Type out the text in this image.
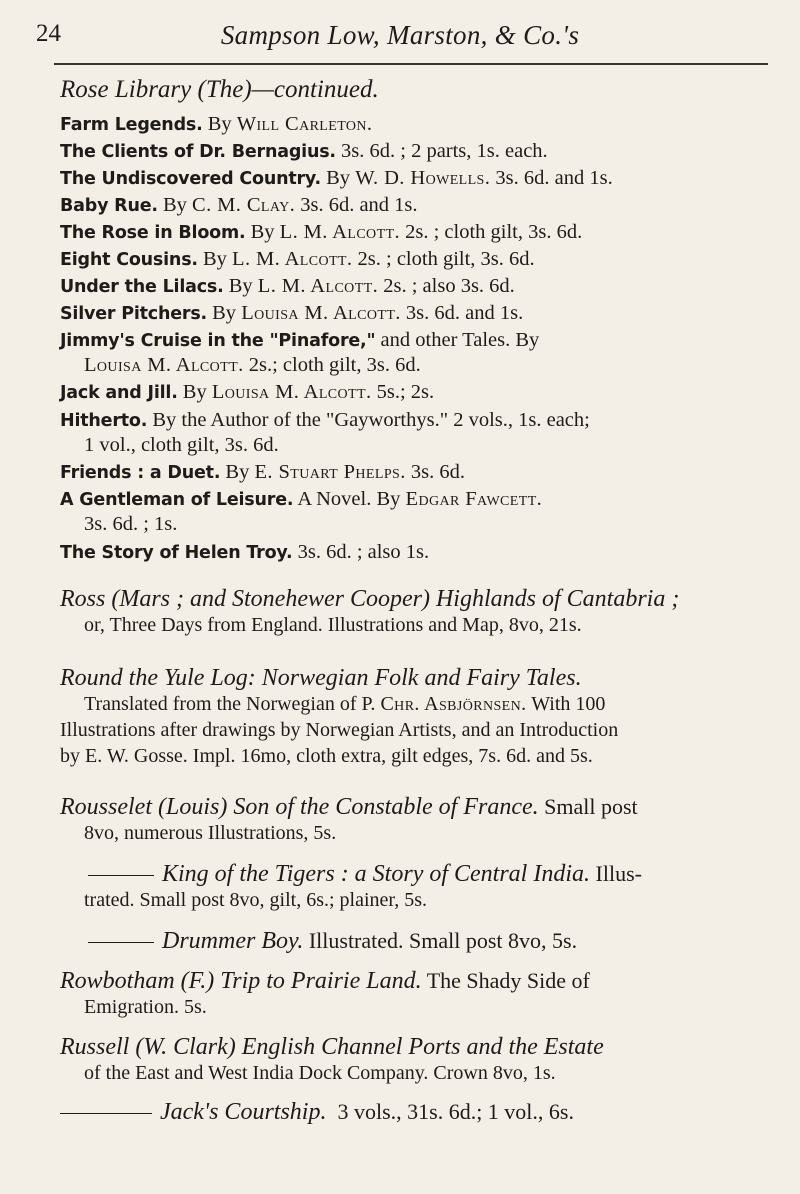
24	Sampson Low, Marston, & Co.'s
Rose Library (The)—continued.
Farm Legends. By Will Carleton.
The Clients of Dr. Bernagius. 3s. 6d. ; 2 parts, 1s. each.
The Undiscovered Country. By W. D. Howells. 3s. 6d. and 1s.
Baby Rue. By C. M. Clay. 3s. 6d. and 1s.
The Rose in Bloom. By L. M. Alcott. 2s. ; cloth gilt, 3s. 6d.
Eight Cousins. By L. M. Alcott. 2s. ; cloth gilt, 3s. 6d.
Under the Lilacs. By L. M. Alcott. 2s. ; also 3s. 6d.
Silver Pitchers. By Louisa M. Alcott. 3s. 6d. and 1s.
Jimmy's Cruise in the "Pinafore," and other Tales. By
Louisa M. Alcott. 2s.; cloth gilt, 3s. 6d.
Jack and Jill. By Louisa M. Alcott. 5s.; 2s.
Hitherto. By the Author of the "Gayworthys." 2 vols., 1s. each;
1 vol., cloth gilt, 3s. 6d.
Friends : a Duet. By E. Stuart Phelps. 3s. 6d.
A Gentleman of Leisure. A Novel. By Edgar Fawcett.
3s. 6d. ; 1s.
The Story of Helen Troy. 3s. 6d. ; also 1s.
Ross (Mars ; and Stonehewer Cooper) Highlands of Cantabria ;
or, Three Days from England. Illustrations and Map, 8vo, 21s.
Round the Yule Log: Norwegian Folk and Fairy Tales.
Translated from the Norwegian of P. Chr. Asbjörnsen. With 100
Illustrations after drawings by Norwegian Artists, and an Introduction
by E. W. Gosse. Impl. 16mo, cloth extra, gilt edges, 7s. 6d. and 5s.
Rousselet (Louis) Son of the Constable of France. Small post
8vo, numerous Illustrations, 5s.
King of the Tigers : a Story of Central India. Illus-
trated. Small post 8vo, gilt, 6s.; plainer, 5s.
Drummer Boy. Illustrated. Small post 8vo, 5s.
Rowbotham (F.) Trip to Prairie Land. The Shady Side of
Emigration. 5s.
Russell (W. Clark) English Channel Ports and the Estate
of the East and West India Dock Company. Crown 8vo, 1s.
Jack's Courtship. 3 vols., 31s. 6d.; 1 vol., 6s.
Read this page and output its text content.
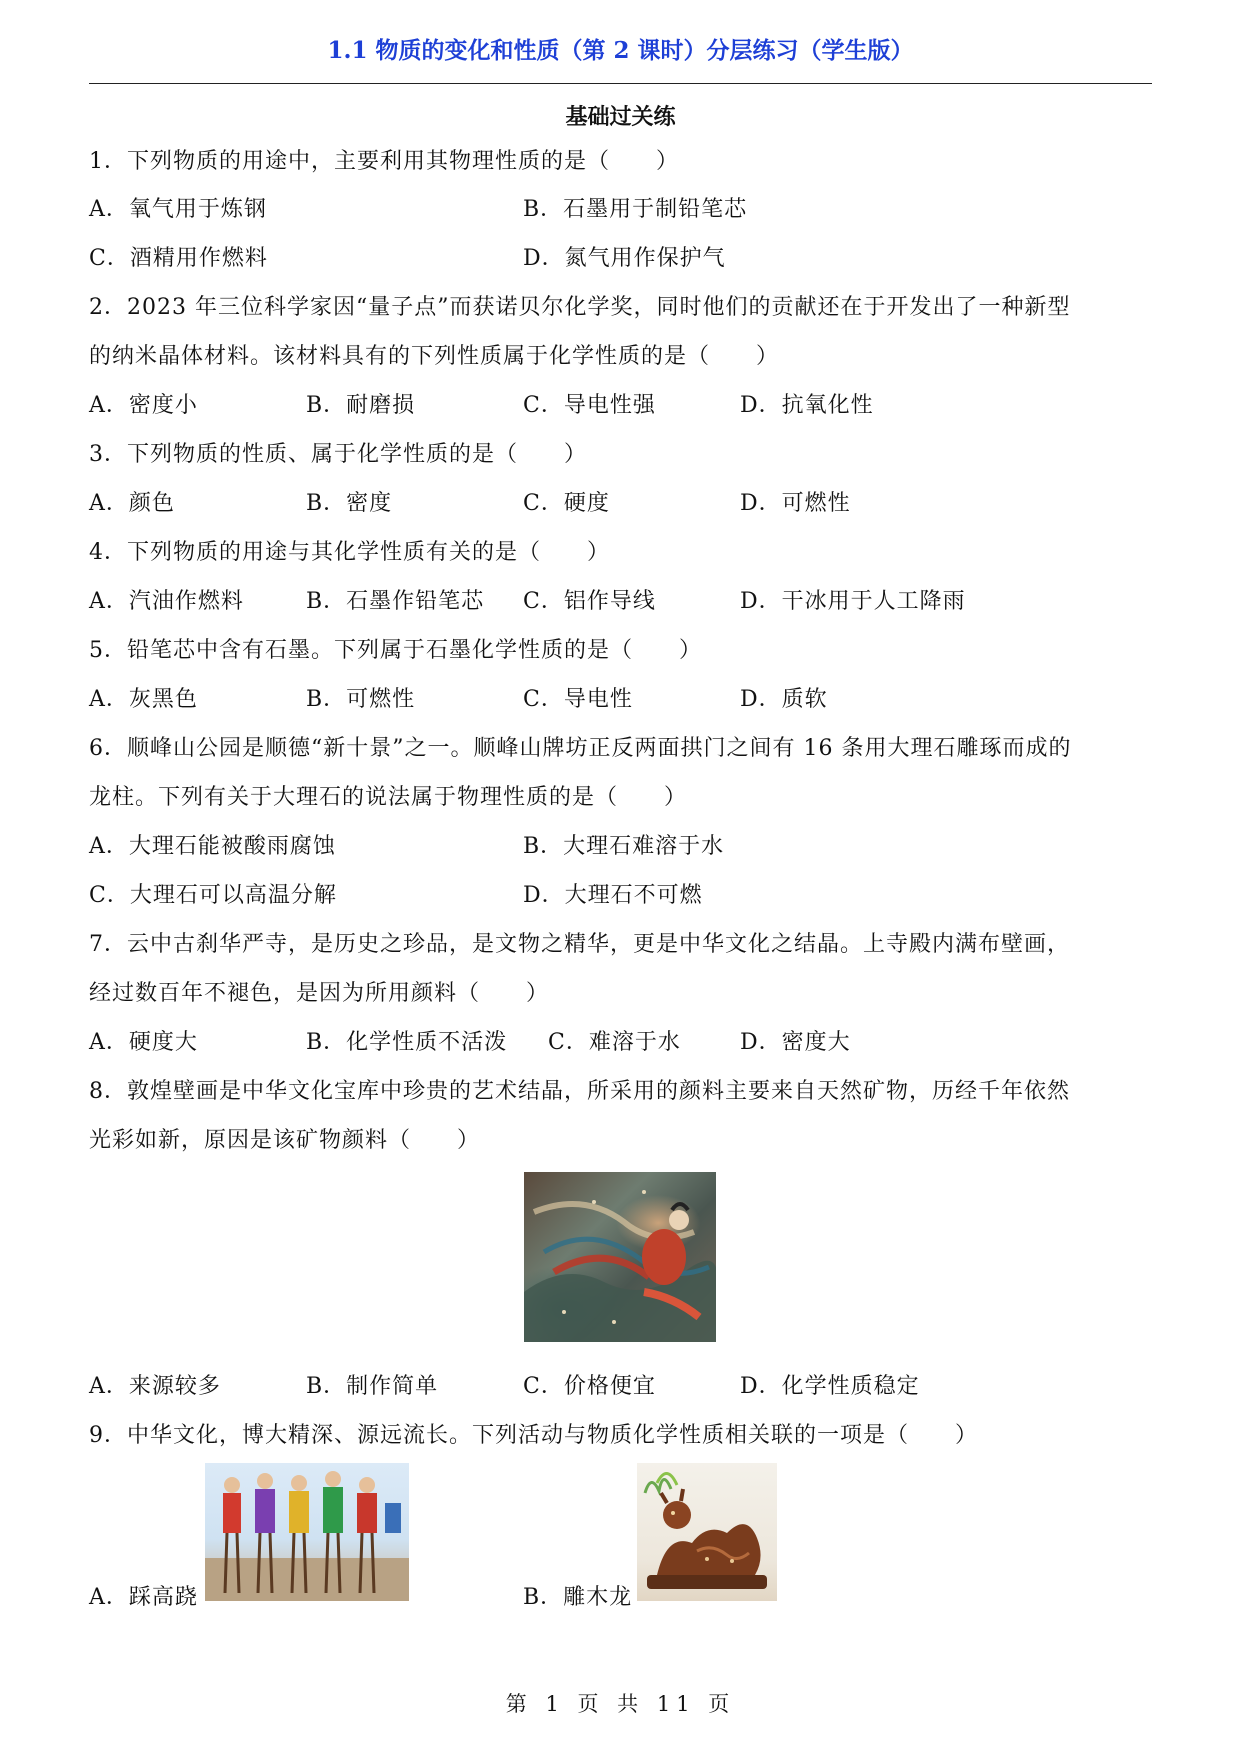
1.1 物质的变化和性质（第 2 课时）分层练习（学生版）
基础过关练
1．下列物质的用途中，主要利用其物理性质的是（　　）
A．氧气用于炼钢	B．石墨用于制铅笔芯
C．酒精用作燃料	D．氮气用作保护气
2．2023 年三位科学家因“量子点”而获诺贝尔化学奖，同时他们的贡献还在于开发出了一种新型
的纳米晶体材料。该材料具有的下列性质属于化学性质的是（　　）
A．密度小	B．耐磨损	C．导电性强	D．抗氧化性
3．下列物质的性质、属于化学性质的是（　　）
A．颜色	B．密度	C．硬度	D．可燃性
4．下列物质的用途与其化学性质有关的是（　　）
A．汽油作燃料	B．石墨作铅笔芯 C．铝作导线	D．干冰用于人工降雨
5．铅笔芯中含有石墨。下列属于石墨化学性质的是（　　）
A．灰黑色	B．可燃性	C．导电性	D．质软
6．顺峰山公园是顺德“新十景”之一。顺峰山牌坊正反两面拱门之间有 16 条用大理石雕琢而成的
龙柱。下列有关于大理石的说法属于物理性质的是（　　）
A．大理石能被酸雨腐蚀	B．大理石难溶于水
C．大理石可以高温分解	D．大理石不可燃
7．云中古刹华严寺，是历史之珍品，是文物之精华，更是中华文化之结晶。上寺殿内满布壁画，
经过数百年不褪色，是因为所用颜料（　　）
A．硬度大	B．化学性质不活泼 C．难溶于水	D．密度大
8．敦煌壁画是中华文化宝库中珍贵的艺术结晶，所采用的颜料主要来自天然矿物，历经千年依然
光彩如新，原因是该矿物颜料（　　）
A．来源较多	B．制作简单	C．价格便宜	D．化学性质稳定
9．中华文化，博大精深、源远流长。下列活动与物质化学性质相关联的一项是（　　）
A．踩高跷	B．雕木龙
第 1 页 共 11 页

---+---

Exercise objective:
Using the material above, retype each entry exactly and omit the pictures.

Worked solution:
Type out the text in this image.
24	Sampson Low, Marston, & Co.'s
Rose Library (The)—continued.
Farm Legends. By Will Carleton.
The Clients of Dr. Bernagius. 3s. 6d. ; 2 parts, 1s. each.
The Undiscovered Country. By W. D. Howells. 3s. 6d. and 1s.
Baby Rue. By C. M. Clay. 3s. 6d. and 1s.
The Rose in Bloom. By L. M. Alcott. 2s. ; cloth gilt, 3s. 6d.
Eight Cousins. By L. M. Alcott. 2s. ; cloth gilt, 3s. 6d.
Under the Lilacs. By L. M. Alcott. 2s. ; also 3s. 6d.
Silver Pitchers. By Louisa M. Alcott. 3s. 6d. and 1s.
Jimmy's Cruise in the "Pinafore," and other Tales. By
Louisa M. Alcott. 2s.; cloth gilt, 3s. 6d.
Jack and Jill. By Louisa M. Alcott. 5s.; 2s.
Hitherto. By the Author of the "Gayworthys." 2 vols., 1s. each;
1 vol., cloth gilt, 3s. 6d.
Friends : a Duet. By E. Stuart Phelps. 3s. 6d.
A Gentleman of Leisure. A Novel. By Edgar Fawcett.
3s. 6d. ; 1s.
The Story of Helen Troy. 3s. 6d. ; also 1s.
Ross (Mars ; and Stonehewer Cooper) Highlands of Cantabria ;
or, Three Days from England. Illustrations and Map, 8vo, 21s.
Round the Yule Log: Norwegian Folk and Fairy Tales.
Translated from the Norwegian of P. Chr. Asbjörnsen. With 100
Illustrations after drawings by Norwegian Artists, and an Introduction
by E. W. Gosse. Impl. 16mo, cloth extra, gilt edges, 7s. 6d. and 5s.
Rousselet (Louis) Son of the Constable of France. Small post
8vo, numerous Illustrations, 5s.
King of the Tigers : a Story of Central India. Illus-
trated. Small post 8vo, gilt, 6s.; plainer, 5s.
Drummer Boy. Illustrated. Small post 8vo, 5s.
Rowbotham (F.) Trip to Prairie Land. The Shady Side of
Emigration. 5s.
Russell (W. Clark) English Channel Ports and the Estate
of the East and West India Dock Company. Crown 8vo, 1s.
Jack's Courtship. 3 vols., 31s. 6d.; 1 vol., 6s.
Read this page and output its text content.
1.1 物质的变化和性质（第 2 课时）分层练习（学生版）
基础过关练
1．下列物质的用途中，主要利用其物理性质的是（　　）
A．氧气用于炼钢	B．石墨用于制铅笔芯
C．酒精用作燃料	D．氮气用作保护气
2．2023 年三位科学家因“量子点”而获诺贝尔化学奖，同时他们的贡献还在于开发出了一种新型
的纳米晶体材料。该材料具有的下列性质属于化学性质的是（　　）
A．密度小	B．耐磨损	C．导电性强	D．抗氧化性
3．下列物质的性质、属于化学性质的是（　　）
A．颜色	B．密度	C．硬度	D．可燃性
4．下列物质的用途与其化学性质有关的是（　　）
A．汽油作燃料	B．石墨作铅笔芯 C．铝作导线	D．干冰用于人工降雨
5．铅笔芯中含有石墨。下列属于石墨化学性质的是（　　）
A．灰黑色	B．可燃性	C．导电性	D．质软
6．顺峰山公园是顺德“新十景”之一。顺峰山牌坊正反两面拱门之间有 16 条用大理石雕琢而成的
龙柱。下列有关于大理石的说法属于物理性质的是（　　）
A．大理石能被酸雨腐蚀	B．大理石难溶于水
C．大理石可以高温分解	D．大理石不可燃
7．云中古刹华严寺，是历史之珍品，是文物之精华，更是中华文化之结晶。上寺殿内满布壁画，
经过数百年不褪色，是因为所用颜料（　　）
A．硬度大	B．化学性质不活泼 C．难溶于水	D．密度大
8．敦煌壁画是中华文化宝库中珍贵的艺术结晶，所采用的颜料主要来自天然矿物，历经千年依然
光彩如新，原因是该矿物颜料（　　）
A．来源较多	B．制作简单	C．价格便宜	D．化学性质稳定
9．中华文化，博大精深、源远流长。下列活动与物质化学性质相关联的一项是（　　）
A．踩高跷	B．雕木龙
第 1 页 共 11 页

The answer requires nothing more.